- _Written exercise_:
Reproduce each of the lines word for word.

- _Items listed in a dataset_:
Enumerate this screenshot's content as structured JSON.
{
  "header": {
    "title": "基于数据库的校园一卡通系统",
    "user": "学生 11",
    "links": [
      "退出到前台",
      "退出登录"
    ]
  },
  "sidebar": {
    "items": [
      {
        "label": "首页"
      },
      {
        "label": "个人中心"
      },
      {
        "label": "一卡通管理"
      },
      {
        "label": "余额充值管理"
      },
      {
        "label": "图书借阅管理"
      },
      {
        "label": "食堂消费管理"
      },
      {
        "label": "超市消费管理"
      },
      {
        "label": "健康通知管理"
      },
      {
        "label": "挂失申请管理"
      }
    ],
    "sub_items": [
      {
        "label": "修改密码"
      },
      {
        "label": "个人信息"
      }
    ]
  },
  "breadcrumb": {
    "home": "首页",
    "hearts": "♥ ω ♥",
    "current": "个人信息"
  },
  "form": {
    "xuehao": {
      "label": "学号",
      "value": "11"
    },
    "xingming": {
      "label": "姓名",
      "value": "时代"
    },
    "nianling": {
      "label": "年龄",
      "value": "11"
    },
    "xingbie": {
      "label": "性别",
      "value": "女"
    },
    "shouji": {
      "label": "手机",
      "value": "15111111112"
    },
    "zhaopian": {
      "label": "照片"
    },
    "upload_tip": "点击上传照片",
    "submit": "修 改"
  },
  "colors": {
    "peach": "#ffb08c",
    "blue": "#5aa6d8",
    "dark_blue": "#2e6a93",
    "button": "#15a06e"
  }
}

- _Answer in full_:
Enumerate this screenshot's content as structured JSON.
{
  "header": {
    "title": "基于数据库的校园一卡通系统",
    "user": "学生 11",
    "links": [
      "退出到前台",
      "退出登录"
    ]
  },
  "sidebar": {
    "items": [
      {
        "label": "首页"
      },
      {
        "label": "个人中心"
      },
      {
        "label": "一卡通管理"
      },
      {
        "label": "余额充值管理"
      },
      {
        "label": "图书借阅管理"
      },
      {
        "label": "食堂消费管理"
      },
      {
        "label": "超市消费管理"
      },
      {
        "label": "健康通知管理"
      },
      {
        "label": "挂失申请管理"
      }
    ],
    "sub_items": [
      {
        "label": "修改密码"
      },
      {
        "label": "个人信息"
      }
    ]
  },
  "breadcrumb": {
    "home": "首页",
    "hearts": "♥ ω ♥",
    "current": "个人信息"
  },
  "form": {
    "xuehao": {
      "label": "学号",
      "value": "11"
    },
    "xingming": {
      "label": "姓名",
      "value": "时代"
    },
    "nianling": {
      "label": "年龄",
      "value": "11"
    },
    "xingbie": {
      "label": "性别",
      "value": "女"
    },
    "shouji": {
      "label": "手机",
      "value": "15111111112"
    },
    "zhaopian": {
      "label": "照片"
    },
    "upload_tip": "点击上传照片",
    "submit": "修 改"
  },
  "colors": {
    "peach": "#ffb08c",
    "blue": "#5aa6d8",
    "dark_blue": "#2e6a93",
    "button": "#15a06e"
  }
}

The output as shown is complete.